Étapes de l'exercice =
1: Recopiez le passage du texte fourni qui commence aux mots « On se doit dès » et se termine après « nous au travail. ».
2: Transformez la liste, de son début jusqu'à la ligne contenant « Bar [400, 67, 417, 70] » incluse, en CSV à deux colonnes, « énoncé » et « réponse », avec une ligne par énoncé et chaque champ entre guillemets, les retours à la ligne remplacés par des espaces. Laissez les images de côté.
======== Texte fourni ========
Comment prévoir, planifier, réglementer sa vie ? Source d’infinis emmerdements, le quotidien nous joue parfois de sales tours. Même si les injonctions de cette salope de société nous mange toute notre volonté, il s’agit aujourd’hui d’être autonome, acteur de sa propre vie, ou encore, expression exécrable, « proactif ».
On se doit dès lors, si l’on souhaite se libérer définitivement du regard insupportable des « gens actifs » sur nous – misérables traîne-savates -, d’identifier les innombrables pièges dont notre journée est truffée. Ceci afin de se couler bêtement, nous, liquide visqueux d’adolescents attardés, dans le moule à cake austère d’un mode de vie « équilibré ». Mais trêve de digressions, mettons nous au travail.
Mais lèèève-toi detchu !
Premièrement, levez-vous de bonne heure. « Mais lèèève-toi detchu ! Tu peux pas être fatigué, t’as rien branlé depuis deux mois (votre mère, fin août, vous rappelant effectivement que vous êtes un détritus d’humanité). Et vous de lui répondre : « Mais maman ! Ta gueule ! Je joue à la Play si je veux d’abord ! » Mais même si vous lui avez effectivement répondu en ces termes exquis – et c’est, je vous l’accorde, un signe de courage exemplaire ! -, la petite voix qui fait chier va se réveiller dans votre caboche, faire se tordre de stupeur votre visage bouffi par un quotidien délétère. Vous n’aspiriez qu’à la paix, et non, cette connasse (la petite voix, pas votre mère) recommence à vous susurrer des mots doux-amers tels que « Trouve-toi un job, trou d’cul ! Sors de ton putain de lit ! Mais faiiiis quelque chose, bon dieu ! Tu veux finir comme ton oncle, la tête grillée par la gnôle, sans amis, sans famille, avec un nez rouge aux pores dilatés par une vie de merde ? Non ! Ré-a-gis petite daube ingrate ! Fais au moins ta lessive ! Range ta chambre, lave-là ! Elle est tellement sale que y a des genres de petites blattes, sorte de génération spontanée, qui pointent le bout de leur laideur de temps en temps.» Et au fond, vous savez qu’elle a raison, la ptite voix. Si vous vouliez être un rebelle, c’était pas la solution. Même pour ça faut bosser. Il faut s’or-ga-ni-ser !
======== Données de l'exercice ========
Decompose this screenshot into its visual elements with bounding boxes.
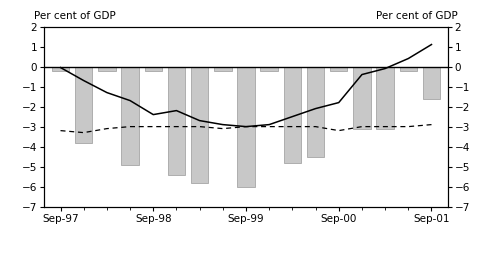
Bar [122, 67, 139, 165]
Bar [168, 67, 185, 175]
Bar [330, 67, 347, 70]
Text: Per cent of GDP: Per cent of GDP [34, 11, 116, 21]
Bar [376, 67, 394, 129]
Bar [353, 67, 370, 129]
Bar [75, 67, 92, 143]
Bar [214, 67, 232, 70]
Bar [237, 67, 255, 187]
Bar [145, 67, 162, 70]
Bar [191, 67, 208, 183]
Bar [260, 67, 278, 70]
Text: Per cent of GDP: Per cent of GDP [376, 11, 458, 21]
Bar [98, 67, 116, 70]
Bar [52, 67, 69, 70]
Bar [400, 67, 417, 70]
Bar [423, 67, 440, 99]
Bar [284, 67, 301, 163]
Bar [307, 67, 324, 157]
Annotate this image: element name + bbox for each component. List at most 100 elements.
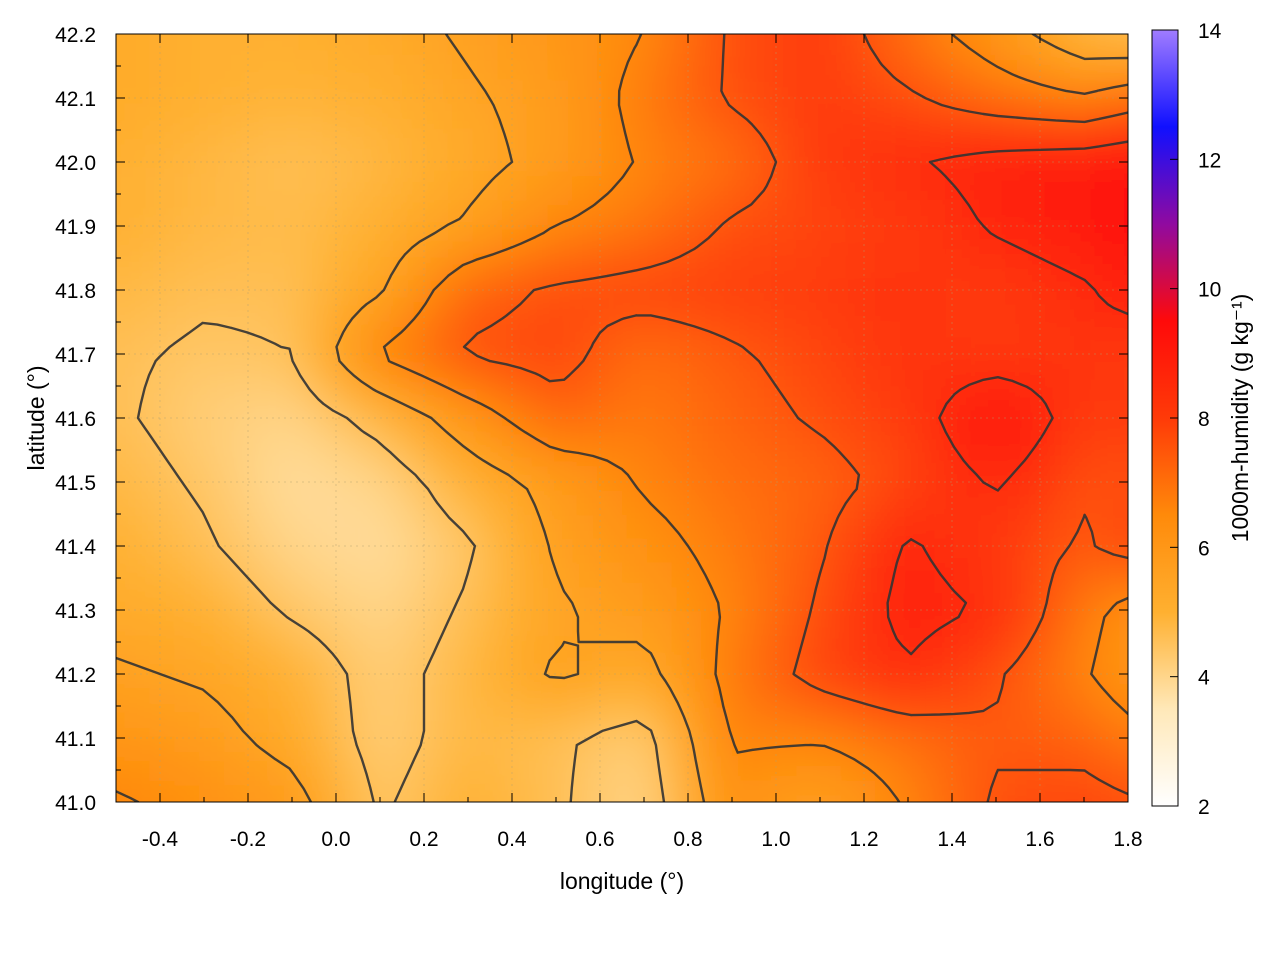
========
Réponses aux consignes =
1:
On se doit dès lors, si l’on souhaite se libérer définitivement du regard insupportable des « gens actifs » sur nous – misérables traîne-savates -, d’identifier les innombrables pièges dont notre journée est truffée. Ceci afin de se couler bêtement, nous, liquide visqueux d’adolescents attardés, dans le moule à cake austère d’un mode de vie « équilibré ». Mais trêve de digressions, mettons nous au travail.

2:
énoncé,réponse
"Decompose this screenshot into its visual elements with bounding boxes.","Bar [122, 67, 139, 165] Bar [168, 67, 185, 175] Bar [330, 67, 347, 70] Text: Per cent of GDP: Per cent of GDP [34, 11, 116, 21] Bar [376, 67, 394, 129] Bar [353, 67, 370, 129] Bar [75, 67, 92, 143] Bar [214, 67, 232, 70] Bar [237, 67, 255, 187] Bar [145, 67, 162, 70] Bar [191, 67, 208, 183] Bar [260, 67, 278, 70] Text: Per cent of GDP: Per cent of GDP [376, 11, 458, 21] Bar [98, 67, 116, 70] Bar [52, 67, 69, 70] Bar [400, 67, 417, 70]"